* START DATA ENTRIES *

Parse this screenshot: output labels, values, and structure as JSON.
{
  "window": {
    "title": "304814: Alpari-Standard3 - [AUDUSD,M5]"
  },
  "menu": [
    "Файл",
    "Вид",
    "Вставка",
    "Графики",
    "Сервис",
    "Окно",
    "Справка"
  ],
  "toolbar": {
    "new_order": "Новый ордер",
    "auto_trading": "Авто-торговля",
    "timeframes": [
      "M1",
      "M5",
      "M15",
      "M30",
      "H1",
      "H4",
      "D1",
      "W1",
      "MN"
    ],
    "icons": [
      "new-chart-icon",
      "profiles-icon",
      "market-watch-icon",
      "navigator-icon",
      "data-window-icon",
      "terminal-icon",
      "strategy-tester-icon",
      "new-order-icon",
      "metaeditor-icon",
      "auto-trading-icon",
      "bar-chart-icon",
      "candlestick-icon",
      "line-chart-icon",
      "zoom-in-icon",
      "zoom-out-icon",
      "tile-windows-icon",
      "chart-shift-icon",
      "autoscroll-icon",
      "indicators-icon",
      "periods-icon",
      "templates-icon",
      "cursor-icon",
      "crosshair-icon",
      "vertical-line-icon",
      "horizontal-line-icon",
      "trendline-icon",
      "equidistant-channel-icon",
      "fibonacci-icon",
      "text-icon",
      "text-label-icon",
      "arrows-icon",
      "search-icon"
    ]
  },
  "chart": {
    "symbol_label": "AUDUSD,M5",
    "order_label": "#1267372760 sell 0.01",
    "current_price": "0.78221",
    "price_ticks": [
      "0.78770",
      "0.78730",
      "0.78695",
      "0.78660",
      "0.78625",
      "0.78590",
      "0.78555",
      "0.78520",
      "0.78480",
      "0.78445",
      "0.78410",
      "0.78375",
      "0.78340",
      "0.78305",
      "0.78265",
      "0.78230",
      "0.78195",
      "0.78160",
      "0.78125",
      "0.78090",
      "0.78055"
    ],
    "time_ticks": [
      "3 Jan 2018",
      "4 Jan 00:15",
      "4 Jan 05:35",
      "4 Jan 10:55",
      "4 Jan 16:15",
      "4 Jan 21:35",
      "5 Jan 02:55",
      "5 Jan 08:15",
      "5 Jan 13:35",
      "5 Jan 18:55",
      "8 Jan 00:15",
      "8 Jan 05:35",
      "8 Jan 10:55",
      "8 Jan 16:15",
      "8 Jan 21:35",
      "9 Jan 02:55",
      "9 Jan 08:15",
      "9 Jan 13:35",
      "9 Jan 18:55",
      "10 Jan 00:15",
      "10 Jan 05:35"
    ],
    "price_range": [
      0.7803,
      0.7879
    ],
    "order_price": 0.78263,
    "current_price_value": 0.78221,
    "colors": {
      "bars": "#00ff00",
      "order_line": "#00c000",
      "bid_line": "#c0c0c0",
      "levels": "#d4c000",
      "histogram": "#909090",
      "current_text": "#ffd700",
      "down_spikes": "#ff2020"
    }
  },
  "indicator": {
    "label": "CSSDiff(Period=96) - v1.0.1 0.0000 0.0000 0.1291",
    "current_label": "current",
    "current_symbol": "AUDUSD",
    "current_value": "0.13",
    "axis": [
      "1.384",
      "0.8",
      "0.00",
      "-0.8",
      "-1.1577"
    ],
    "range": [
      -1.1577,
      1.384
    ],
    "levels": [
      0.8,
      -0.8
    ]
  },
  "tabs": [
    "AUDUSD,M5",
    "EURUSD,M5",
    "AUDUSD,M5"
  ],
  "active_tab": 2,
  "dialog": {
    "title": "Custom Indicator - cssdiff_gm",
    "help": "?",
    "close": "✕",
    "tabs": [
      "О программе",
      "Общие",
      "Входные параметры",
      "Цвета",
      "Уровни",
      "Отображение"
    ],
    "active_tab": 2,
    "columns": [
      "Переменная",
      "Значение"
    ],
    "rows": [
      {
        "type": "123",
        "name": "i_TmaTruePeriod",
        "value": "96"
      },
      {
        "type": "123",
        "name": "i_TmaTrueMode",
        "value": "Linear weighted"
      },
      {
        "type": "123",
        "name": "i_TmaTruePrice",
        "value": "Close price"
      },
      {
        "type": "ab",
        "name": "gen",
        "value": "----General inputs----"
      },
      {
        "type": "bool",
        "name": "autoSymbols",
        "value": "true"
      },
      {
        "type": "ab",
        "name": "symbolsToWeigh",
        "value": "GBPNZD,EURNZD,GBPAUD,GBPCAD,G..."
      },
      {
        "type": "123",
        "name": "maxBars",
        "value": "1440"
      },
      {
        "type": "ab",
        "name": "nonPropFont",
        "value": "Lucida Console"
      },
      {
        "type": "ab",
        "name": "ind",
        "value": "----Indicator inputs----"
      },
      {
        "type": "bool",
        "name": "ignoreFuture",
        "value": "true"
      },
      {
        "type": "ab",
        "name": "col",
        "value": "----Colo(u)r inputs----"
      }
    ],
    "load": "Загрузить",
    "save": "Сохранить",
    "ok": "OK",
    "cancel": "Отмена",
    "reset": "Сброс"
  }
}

* END DATA ENTRIES *

## STATED TASK
Select every line of the material above holding the word "chart" and copy it.

## PROBLEM SOLUTION
      "new-chart-icon",
      "bar-chart-icon",
      "line-chart-icon",
      "chart-shift-icon",
  "chart": {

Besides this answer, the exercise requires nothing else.